* Stated goal:
Output the entries below exactly as written, omitting pictures.

* Data for the task:
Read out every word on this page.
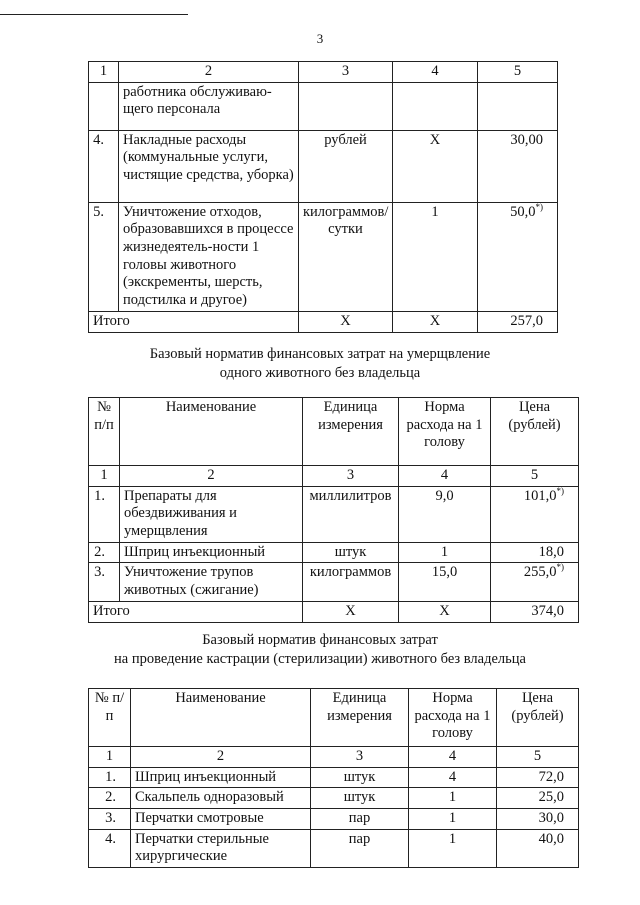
3
1	2	3	4	5
	работника обслуживаю-щего персонала			
4.	Накладные расходы (коммунальные услуги, чистящие средства, уборка)	рублей	Х	30,00
5.	Уничтожение отходов, образовавшихся в процессе жизнедеятель-ности 1 головы животного (экскременты, шерсть, подстилка и другое)	килограммов/ сутки	1	50,0*)
Итого		Х	Х	257,0
Базовый норматив финансовых затрат на умерщвление
одного животного без владельца
№ п/п	Наименование	Единица измерения	Норма расхода на 1 голову	Цена (рублей)
1	2	3	4	5
1.	Препараты для обездвиживания и умерщвления	миллилитров	9,0	101,0*)
2.	Шприц инъекционный	штук	1	18,0
3.	Уничтожение трупов животных (сжигание)	килограммов	15,0	255,0*)
Итого		Х	Х	374,0
Базовый норматив финансовых затрат
на проведение кастрации (стерилизации) животного без владельца
№ п/п	Наименование	Единица измерения	Норма расхода на 1 голову	Цена (рублей)
1	2	3	4	5
1.	Шприц инъекционный	штук	4	72,0
2.	Скальпель одноразовый	штук	1	25,0
3.	Перчатки смотровые	пар	1	30,0
4.	Перчатки стерильные хирургические	пар	1	40,0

* Answer to the task:
Read out every word on this page.
3
1	2	3	4	5
	работника обслуживаю-щего персонала			
4.	Накладные расходы (коммунальные услуги, чистящие средства, уборка)	рублей	Х	30,00
5.	Уничтожение отходов, образовавшихся в процессе жизнедеятель-ности 1 головы животного (экскременты, шерсть, подстилка и другое)	килограммов/ сутки	1	50,0*)
Итого		Х	Х	257,0
Базовый норматив финансовых затрат на умерщвление
одного животного без владельца
№ п/п	Наименование	Единица измерения	Норма расхода на 1 голову	Цена (рублей)
1	2	3	4	5
1.	Препараты для обездвиживания и умерщвления	миллилитров	9,0	101,0*)
2.	Шприц инъекционный	штук	1	18,0
3.	Уничтожение трупов животных (сжигание)	килограммов	15,0	255,0*)
Итого		Х	Х	374,0
Базовый норматив финансовых затрат
на проведение кастрации (стерилизации) животного без владельца
№ п/п	Наименование	Единица измерения	Норма расхода на 1 голову	Цена (рублей)
1	2	3	4	5
1.	Шприц инъекционный	штук	4	72,0
2.	Скальпель одноразовый	штук	1	25,0
3.	Перчатки смотровые	пар	1	30,0
4.	Перчатки стерильные хирургические	пар	1	40,0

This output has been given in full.